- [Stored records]
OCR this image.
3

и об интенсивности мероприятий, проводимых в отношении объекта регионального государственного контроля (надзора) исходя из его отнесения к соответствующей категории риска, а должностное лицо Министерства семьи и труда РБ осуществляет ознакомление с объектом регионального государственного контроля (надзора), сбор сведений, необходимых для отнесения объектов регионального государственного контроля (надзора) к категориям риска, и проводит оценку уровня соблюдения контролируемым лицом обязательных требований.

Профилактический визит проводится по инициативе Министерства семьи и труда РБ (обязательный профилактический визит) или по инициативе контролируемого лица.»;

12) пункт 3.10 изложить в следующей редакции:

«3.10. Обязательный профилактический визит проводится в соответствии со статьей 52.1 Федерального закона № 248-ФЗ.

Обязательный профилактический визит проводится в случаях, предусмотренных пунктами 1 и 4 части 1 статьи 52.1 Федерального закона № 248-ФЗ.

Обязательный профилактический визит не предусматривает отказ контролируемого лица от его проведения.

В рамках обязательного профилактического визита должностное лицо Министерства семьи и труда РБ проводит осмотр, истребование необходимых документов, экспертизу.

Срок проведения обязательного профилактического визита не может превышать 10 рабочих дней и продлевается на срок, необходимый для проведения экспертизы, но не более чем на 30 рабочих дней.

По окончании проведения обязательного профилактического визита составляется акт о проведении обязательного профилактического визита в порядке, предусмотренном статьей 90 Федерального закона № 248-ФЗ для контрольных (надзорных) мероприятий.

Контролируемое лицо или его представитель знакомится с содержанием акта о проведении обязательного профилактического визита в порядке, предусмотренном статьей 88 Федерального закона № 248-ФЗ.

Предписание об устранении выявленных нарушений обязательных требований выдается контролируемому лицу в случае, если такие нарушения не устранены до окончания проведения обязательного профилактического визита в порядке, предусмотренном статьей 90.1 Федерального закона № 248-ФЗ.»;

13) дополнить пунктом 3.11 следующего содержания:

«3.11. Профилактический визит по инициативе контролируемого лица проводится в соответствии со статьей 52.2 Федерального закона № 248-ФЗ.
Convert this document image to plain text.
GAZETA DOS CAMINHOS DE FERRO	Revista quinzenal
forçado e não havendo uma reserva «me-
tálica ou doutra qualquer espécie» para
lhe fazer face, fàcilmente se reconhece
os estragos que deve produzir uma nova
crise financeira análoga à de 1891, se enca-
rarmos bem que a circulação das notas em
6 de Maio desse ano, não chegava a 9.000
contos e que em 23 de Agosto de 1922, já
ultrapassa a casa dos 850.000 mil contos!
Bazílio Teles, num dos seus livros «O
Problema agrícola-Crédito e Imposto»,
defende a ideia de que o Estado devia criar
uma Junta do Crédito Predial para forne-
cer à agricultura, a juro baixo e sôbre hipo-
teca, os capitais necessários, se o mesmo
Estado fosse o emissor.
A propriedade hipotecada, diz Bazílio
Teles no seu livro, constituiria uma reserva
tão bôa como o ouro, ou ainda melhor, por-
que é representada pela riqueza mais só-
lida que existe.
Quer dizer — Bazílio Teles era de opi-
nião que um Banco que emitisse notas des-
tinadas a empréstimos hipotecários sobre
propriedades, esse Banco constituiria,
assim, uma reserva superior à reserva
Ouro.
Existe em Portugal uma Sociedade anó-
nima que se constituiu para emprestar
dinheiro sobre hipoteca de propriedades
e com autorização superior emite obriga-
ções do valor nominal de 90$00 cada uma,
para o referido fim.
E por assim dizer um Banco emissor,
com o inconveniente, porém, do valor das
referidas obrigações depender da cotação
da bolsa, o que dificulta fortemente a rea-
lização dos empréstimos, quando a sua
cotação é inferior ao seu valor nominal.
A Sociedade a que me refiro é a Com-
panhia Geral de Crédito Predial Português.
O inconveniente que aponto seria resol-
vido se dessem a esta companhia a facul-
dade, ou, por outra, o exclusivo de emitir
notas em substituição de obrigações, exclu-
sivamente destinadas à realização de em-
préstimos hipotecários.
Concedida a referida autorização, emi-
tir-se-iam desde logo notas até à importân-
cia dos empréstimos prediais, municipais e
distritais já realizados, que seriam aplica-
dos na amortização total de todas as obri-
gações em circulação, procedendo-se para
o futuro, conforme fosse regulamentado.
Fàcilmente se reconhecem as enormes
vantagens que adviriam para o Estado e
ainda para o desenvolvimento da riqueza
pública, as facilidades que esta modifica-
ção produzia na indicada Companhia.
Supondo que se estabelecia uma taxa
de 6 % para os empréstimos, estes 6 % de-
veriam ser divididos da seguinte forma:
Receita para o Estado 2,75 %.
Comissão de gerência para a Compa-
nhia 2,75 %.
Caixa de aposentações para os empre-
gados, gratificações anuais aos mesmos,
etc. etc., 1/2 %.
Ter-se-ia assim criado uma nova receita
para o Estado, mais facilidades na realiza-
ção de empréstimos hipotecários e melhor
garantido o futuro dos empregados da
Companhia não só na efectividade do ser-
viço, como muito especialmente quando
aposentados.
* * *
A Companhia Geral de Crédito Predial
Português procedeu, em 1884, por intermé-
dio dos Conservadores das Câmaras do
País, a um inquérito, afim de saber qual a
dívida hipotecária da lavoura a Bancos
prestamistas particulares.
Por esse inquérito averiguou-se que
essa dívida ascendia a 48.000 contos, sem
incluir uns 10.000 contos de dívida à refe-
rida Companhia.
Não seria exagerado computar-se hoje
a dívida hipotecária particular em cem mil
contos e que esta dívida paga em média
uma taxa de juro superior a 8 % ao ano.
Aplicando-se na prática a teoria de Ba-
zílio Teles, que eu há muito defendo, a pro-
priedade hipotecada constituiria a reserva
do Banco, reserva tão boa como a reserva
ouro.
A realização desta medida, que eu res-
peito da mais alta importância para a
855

- [Do this] Reproduce the records above exactly as they appear.

- [Worked answer]
OCR this image.
3

и об интенсивности мероприятий, проводимых в отношении объекта регионального государственного контроля (надзора) исходя из его отнесения к соответствующей категории риска, а должностное лицо Министерства семьи и труда РБ осуществляет ознакомление с объектом регионального государственного контроля (надзора), сбор сведений, необходимых для отнесения объектов регионального государственного контроля (надзора) к категориям риска, и проводит оценку уровня соблюдения контролируемым лицом обязательных требований.

Профилактический визит проводится по инициативе Министерства семьи и труда РБ (обязательный профилактический визит) или по инициативе контролируемого лица.»;

12) пункт 3.10 изложить в следующей редакции:

«3.10. Обязательный профилактический визит проводится в соответствии со статьей 52.1 Федерального закона № 248-ФЗ.

Обязательный профилактический визит проводится в случаях, предусмотренных пунктами 1 и 4 части 1 статьи 52.1 Федерального закона № 248-ФЗ.

Обязательный профилактический визит не предусматривает отказ контролируемого лица от его проведения.

В рамках обязательного профилактического визита должностное лицо Министерства семьи и труда РБ проводит осмотр, истребование необходимых документов, экспертизу.

Срок проведения обязательного профилактического визита не может превышать 10 рабочих дней и продлевается на срок, необходимый для проведения экспертизы, но не более чем на 30 рабочих дней.

По окончании проведения обязательного профилактического визита составляется акт о проведении обязательного профилактического визита в порядке, предусмотренном статьей 90 Федерального закона № 248-ФЗ для контрольных (надзорных) мероприятий.

Контролируемое лицо или его представитель знакомится с содержанием акта о проведении обязательного профилактического визита в порядке, предусмотренном статьей 88 Федерального закона № 248-ФЗ.

Предписание об устранении выявленных нарушений обязательных требований выдается контролируемому лицу в случае, если такие нарушения не устранены до окончания проведения обязательного профилактического визита в порядке, предусмотренном статьей 90.1 Федерального закона № 248-ФЗ.»;

13) дополнить пунктом 3.11 следующего содержания:

«3.11. Профилактический визит по инициативе контролируемого лица проводится в соответствии со статьей 52.2 Федерального закона № 248-ФЗ.
Convert this document image to plain text.
GAZETA DOS CAMINHOS DE FERRO	Revista quinzenal
forçado e não havendo uma reserva «me-
tálica ou doutra qualquer espécie» para
lhe fazer face, fàcilmente se reconhece
os estragos que deve produzir uma nova
crise financeira análoga à de 1891, se enca-
rarmos bem que a circulação das notas em
6 de Maio desse ano, não chegava a 9.000
contos e que em 23 de Agosto de 1922, já
ultrapassa a casa dos 850.000 mil contos!
Bazílio Teles, num dos seus livros «O
Problema agrícola-Crédito e Imposto»,
defende a ideia de que o Estado devia criar
uma Junta do Crédito Predial para forne-
cer à agricultura, a juro baixo e sôbre hipo-
teca, os capitais necessários, se o mesmo
Estado fosse o emissor.
A propriedade hipotecada, diz Bazílio
Teles no seu livro, constituiria uma reserva
tão bôa como o ouro, ou ainda melhor, por-
que é representada pela riqueza mais só-
lida que existe.
Quer dizer — Bazílio Teles era de opi-
nião que um Banco que emitisse notas des-
tinadas a empréstimos hipotecários sobre
propriedades, esse Banco constituiria,
assim, uma reserva superior à reserva
Ouro.
Existe em Portugal uma Sociedade anó-
nima que se constituiu para emprestar
dinheiro sobre hipoteca de propriedades
e com autorização superior emite obriga-
ções do valor nominal de 90$00 cada uma,
para o referido fim.
E por assim dizer um Banco emissor,
com o inconveniente, porém, do valor das
referidas obrigações depender da cotação
da bolsa, o que dificulta fortemente a rea-
lização dos empréstimos, quando a sua
cotação é inferior ao seu valor nominal.
A Sociedade a que me refiro é a Com-
panhia Geral de Crédito Predial Português.
O inconveniente que aponto seria resol-
vido se dessem a esta companhia a facul-
dade, ou, por outra, o exclusivo de emitir
notas em substituição de obrigações, exclu-
sivamente destinadas à realização de em-
préstimos hipotecários.
Concedida a referida autorização, emi-
tir-se-iam desde logo notas até à importân-
cia dos empréstimos prediais, municipais e
distritais já realizados, que seriam aplica-
dos na amortização total de todas as obri-
gações em circulação, procedendo-se para
o futuro, conforme fosse regulamentado.
Fàcilmente se reconhecem as enormes
vantagens que adviriam para o Estado e
ainda para o desenvolvimento da riqueza
pública, as facilidades que esta modifica-
ção produzia na indicada Companhia.
Supondo que se estabelecia uma taxa
de 6 % para os empréstimos, estes 6 % de-
veriam ser divididos da seguinte forma:
Receita para o Estado 2,75 %.
Comissão de gerência para a Compa-
nhia 2,75 %.
Caixa de aposentações para os empre-
gados, gratificações anuais aos mesmos,
etc. etc., 1/2 %.
Ter-se-ia assim criado uma nova receita
para o Estado, mais facilidades na realiza-
ção de empréstimos hipotecários e melhor
garantido o futuro dos empregados da
Companhia não só na efectividade do ser-
viço, como muito especialmente quando
aposentados.
* * *
A Companhia Geral de Crédito Predial
Português procedeu, em 1884, por intermé-
dio dos Conservadores das Câmaras do
País, a um inquérito, afim de saber qual a
dívida hipotecária da lavoura a Bancos
prestamistas particulares.
Por esse inquérito averiguou-se que
essa dívida ascendia a 48.000 contos, sem
incluir uns 10.000 contos de dívida à refe-
rida Companhia.
Não seria exagerado computar-se hoje
a dívida hipotecária particular em cem mil
contos e que esta dívida paga em média
uma taxa de juro superior a 8 % ao ano.
Aplicando-se na prática a teoria de Ba-
zílio Teles, que eu há muito defendo, a pro-
priedade hipotecada constituiria a reserva
do Banco, reserva tão boa como a reserva
ouro.
A realização desta medida, que eu res-
peito da mais alta importância para a
855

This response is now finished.